> Work to complete:
Go through the material and tally the lines containing the string "charakter". Give the total alone.

━━━━━━━━━━━━━━━━━━━━━━━━━━━━━━

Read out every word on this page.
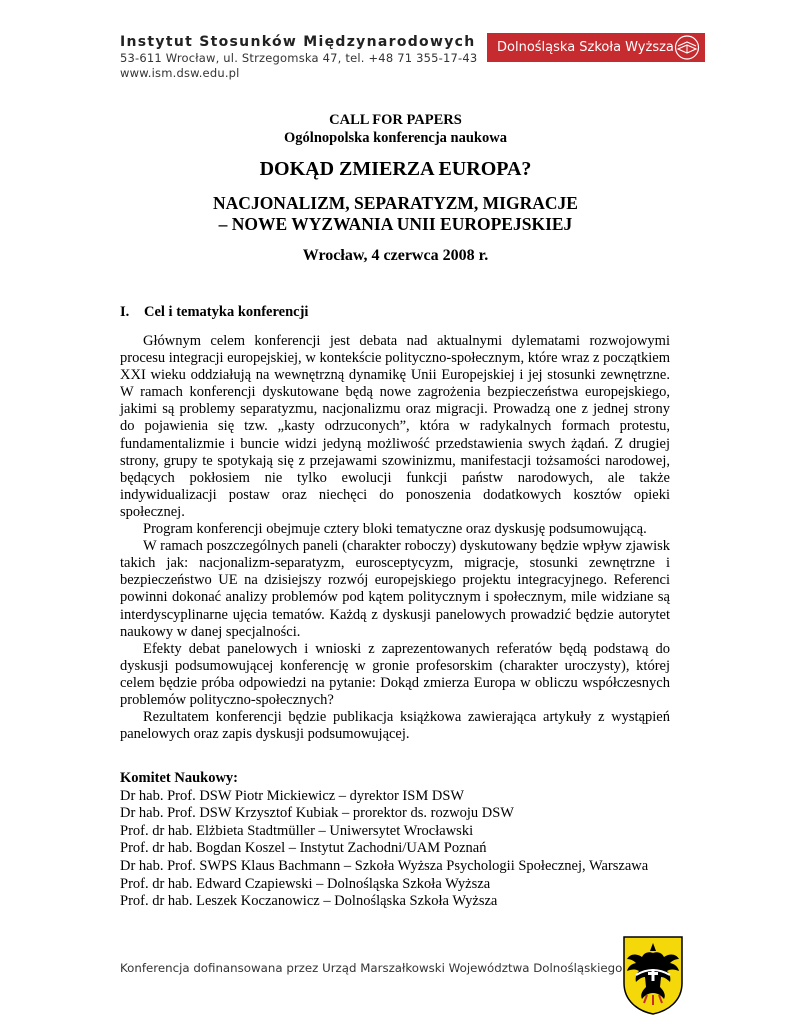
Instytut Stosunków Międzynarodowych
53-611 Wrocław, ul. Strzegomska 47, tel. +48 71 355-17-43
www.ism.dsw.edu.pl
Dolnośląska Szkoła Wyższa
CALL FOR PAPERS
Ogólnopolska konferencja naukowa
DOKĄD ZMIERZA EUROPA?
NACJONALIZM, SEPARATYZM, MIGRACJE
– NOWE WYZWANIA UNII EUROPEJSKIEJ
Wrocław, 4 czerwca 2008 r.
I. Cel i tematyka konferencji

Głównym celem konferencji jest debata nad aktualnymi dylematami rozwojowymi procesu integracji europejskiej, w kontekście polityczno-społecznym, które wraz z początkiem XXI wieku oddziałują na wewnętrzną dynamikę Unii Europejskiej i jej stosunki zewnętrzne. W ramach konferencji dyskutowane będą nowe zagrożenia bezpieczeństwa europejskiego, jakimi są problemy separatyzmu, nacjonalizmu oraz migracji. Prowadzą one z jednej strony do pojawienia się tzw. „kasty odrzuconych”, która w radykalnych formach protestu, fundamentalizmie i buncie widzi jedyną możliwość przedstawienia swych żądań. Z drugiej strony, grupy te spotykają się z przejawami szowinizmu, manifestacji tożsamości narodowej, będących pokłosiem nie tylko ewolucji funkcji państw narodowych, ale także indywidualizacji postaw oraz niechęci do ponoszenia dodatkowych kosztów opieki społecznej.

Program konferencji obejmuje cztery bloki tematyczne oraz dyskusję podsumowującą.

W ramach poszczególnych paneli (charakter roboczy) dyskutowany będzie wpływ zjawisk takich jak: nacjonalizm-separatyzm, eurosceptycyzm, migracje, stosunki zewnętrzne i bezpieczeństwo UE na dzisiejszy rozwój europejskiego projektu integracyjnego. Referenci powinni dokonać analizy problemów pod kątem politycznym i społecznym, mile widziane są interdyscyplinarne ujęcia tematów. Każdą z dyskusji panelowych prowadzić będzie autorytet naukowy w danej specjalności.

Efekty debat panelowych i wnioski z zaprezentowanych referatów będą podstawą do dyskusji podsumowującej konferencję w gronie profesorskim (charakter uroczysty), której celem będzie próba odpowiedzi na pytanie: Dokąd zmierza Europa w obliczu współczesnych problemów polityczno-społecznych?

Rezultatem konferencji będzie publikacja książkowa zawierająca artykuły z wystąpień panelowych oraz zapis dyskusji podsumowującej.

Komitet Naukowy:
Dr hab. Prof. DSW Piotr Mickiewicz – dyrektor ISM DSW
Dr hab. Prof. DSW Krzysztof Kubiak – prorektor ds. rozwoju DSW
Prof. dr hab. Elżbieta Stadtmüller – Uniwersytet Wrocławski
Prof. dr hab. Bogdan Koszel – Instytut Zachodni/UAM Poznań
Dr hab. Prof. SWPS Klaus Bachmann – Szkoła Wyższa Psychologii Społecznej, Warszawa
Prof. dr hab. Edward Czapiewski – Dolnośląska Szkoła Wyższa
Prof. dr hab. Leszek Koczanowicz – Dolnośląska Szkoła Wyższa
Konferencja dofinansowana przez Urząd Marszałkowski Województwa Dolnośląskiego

━━━━━━━━━━━━━━━━━━━━━━━━━━━━━━

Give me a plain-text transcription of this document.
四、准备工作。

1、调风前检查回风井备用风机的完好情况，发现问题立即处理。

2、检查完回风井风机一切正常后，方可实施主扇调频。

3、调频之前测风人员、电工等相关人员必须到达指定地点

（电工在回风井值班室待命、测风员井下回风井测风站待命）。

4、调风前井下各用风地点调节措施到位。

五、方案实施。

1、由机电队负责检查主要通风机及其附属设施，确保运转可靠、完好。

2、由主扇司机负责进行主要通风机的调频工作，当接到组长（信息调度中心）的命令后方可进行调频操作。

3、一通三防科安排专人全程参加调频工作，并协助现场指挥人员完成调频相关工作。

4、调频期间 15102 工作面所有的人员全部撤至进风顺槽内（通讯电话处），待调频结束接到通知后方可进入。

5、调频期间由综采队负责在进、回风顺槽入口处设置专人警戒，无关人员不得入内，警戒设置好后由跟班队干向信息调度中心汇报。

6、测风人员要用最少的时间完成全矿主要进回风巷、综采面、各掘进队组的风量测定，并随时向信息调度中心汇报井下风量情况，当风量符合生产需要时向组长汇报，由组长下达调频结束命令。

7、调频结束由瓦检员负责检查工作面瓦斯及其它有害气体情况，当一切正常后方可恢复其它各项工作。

━━━━━━━━━━━━━━━━━━━━━━━━━━━━━━

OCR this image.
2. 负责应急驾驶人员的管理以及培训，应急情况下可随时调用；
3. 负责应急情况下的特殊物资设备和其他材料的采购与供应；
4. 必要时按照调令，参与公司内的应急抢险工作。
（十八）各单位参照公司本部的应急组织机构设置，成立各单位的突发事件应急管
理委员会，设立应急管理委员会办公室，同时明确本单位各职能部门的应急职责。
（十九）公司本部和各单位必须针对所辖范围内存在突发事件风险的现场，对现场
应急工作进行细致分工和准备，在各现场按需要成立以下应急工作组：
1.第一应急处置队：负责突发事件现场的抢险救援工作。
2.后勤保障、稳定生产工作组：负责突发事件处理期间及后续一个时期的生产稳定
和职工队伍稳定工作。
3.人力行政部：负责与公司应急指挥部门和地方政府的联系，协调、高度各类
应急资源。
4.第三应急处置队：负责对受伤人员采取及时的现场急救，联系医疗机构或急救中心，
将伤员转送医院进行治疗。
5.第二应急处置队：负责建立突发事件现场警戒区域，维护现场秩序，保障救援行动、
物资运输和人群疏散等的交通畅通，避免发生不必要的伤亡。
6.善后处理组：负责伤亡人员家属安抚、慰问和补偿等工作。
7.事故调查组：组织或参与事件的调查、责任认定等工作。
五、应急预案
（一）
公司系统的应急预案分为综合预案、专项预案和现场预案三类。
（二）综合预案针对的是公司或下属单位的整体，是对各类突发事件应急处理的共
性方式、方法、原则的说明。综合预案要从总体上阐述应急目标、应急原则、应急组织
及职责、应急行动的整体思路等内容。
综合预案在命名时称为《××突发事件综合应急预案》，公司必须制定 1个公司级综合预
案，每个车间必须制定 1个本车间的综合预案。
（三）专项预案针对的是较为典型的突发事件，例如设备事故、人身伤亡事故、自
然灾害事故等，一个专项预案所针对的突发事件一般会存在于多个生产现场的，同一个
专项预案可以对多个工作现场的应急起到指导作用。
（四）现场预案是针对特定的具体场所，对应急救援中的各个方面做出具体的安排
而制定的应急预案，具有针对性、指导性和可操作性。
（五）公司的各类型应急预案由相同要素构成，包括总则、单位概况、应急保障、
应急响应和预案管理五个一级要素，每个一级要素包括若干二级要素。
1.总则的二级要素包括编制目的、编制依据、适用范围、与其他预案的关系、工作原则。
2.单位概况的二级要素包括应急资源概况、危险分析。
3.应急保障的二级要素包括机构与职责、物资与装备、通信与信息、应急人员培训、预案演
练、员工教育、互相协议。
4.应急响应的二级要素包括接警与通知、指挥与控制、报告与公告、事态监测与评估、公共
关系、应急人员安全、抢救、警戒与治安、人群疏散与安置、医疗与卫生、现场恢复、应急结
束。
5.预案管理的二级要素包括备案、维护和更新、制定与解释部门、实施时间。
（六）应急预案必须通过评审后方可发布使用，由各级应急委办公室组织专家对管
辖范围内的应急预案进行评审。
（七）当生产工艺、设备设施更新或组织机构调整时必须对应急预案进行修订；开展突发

━━━━━━━━━━━━━━━━━━━━━━━━━━━━━━

> Written solution:
2